Stored entries
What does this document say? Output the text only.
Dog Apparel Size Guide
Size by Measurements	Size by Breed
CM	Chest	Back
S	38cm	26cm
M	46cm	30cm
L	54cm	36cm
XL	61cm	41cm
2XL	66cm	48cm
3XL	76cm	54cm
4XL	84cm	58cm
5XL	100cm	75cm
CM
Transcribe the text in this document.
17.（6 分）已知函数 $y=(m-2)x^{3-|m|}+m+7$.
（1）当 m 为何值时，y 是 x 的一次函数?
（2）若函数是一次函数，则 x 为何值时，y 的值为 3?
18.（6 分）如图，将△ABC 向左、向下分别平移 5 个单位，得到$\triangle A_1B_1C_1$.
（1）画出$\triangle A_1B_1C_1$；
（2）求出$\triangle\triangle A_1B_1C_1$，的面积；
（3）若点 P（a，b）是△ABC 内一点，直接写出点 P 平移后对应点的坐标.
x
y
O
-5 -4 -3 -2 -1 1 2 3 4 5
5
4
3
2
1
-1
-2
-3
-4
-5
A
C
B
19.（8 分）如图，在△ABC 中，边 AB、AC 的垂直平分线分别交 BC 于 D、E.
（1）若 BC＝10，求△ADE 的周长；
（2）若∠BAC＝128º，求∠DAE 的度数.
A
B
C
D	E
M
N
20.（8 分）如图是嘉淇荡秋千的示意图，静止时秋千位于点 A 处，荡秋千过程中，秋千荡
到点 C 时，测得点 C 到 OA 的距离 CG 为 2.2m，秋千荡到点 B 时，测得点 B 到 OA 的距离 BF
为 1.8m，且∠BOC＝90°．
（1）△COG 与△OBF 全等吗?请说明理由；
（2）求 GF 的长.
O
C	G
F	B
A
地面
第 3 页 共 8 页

- **Goal**
Reproduce the records above exactly, starting with the line that contains "Transcribe the text in this document." and ending with the last line.

- **Task response**
Transcribe the text in this document.
17.（6 分）已知函数 $y=(m-2)x^{3-|m|}+m+7$.
（1）当 m 为何值时，y 是 x 的一次函数?
（2）若函数是一次函数，则 x 为何值时，y 的值为 3?
18.（6 分）如图，将△ABC 向左、向下分别平移 5 个单位，得到$\triangle A_1B_1C_1$.
（1）画出$\triangle A_1B_1C_1$；
（2）求出$\triangle\triangle A_1B_1C_1$，的面积；
（3）若点 P（a，b）是△ABC 内一点，直接写出点 P 平移后对应点的坐标.
x
y
O
-5 -4 -3 -2 -1 1 2 3 4 5
5
4
3
2
1
-1
-2
-3
-4
-5
A
C
B
19.（8 分）如图，在△ABC 中，边 AB、AC 的垂直平分线分别交 BC 于 D、E.
（1）若 BC＝10，求△ADE 的周长；
（2）若∠BAC＝128º，求∠DAE 的度数.
A
B
C
D	E
M
N
20.（8 分）如图是嘉淇荡秋千的示意图，静止时秋千位于点 A 处，荡秋千过程中，秋千荡
到点 C 时，测得点 C 到 OA 的距离 CG 为 2.2m，秋千荡到点 B 时，测得点 B 到 OA 的距离 BF
为 1.8m，且∠BOC＝90°．
（1）△COG 与△OBF 全等吗?请说明理由；
（2）求 GF 的长.
O
C	G
F	B
A
地面
第 3 页 共 8 页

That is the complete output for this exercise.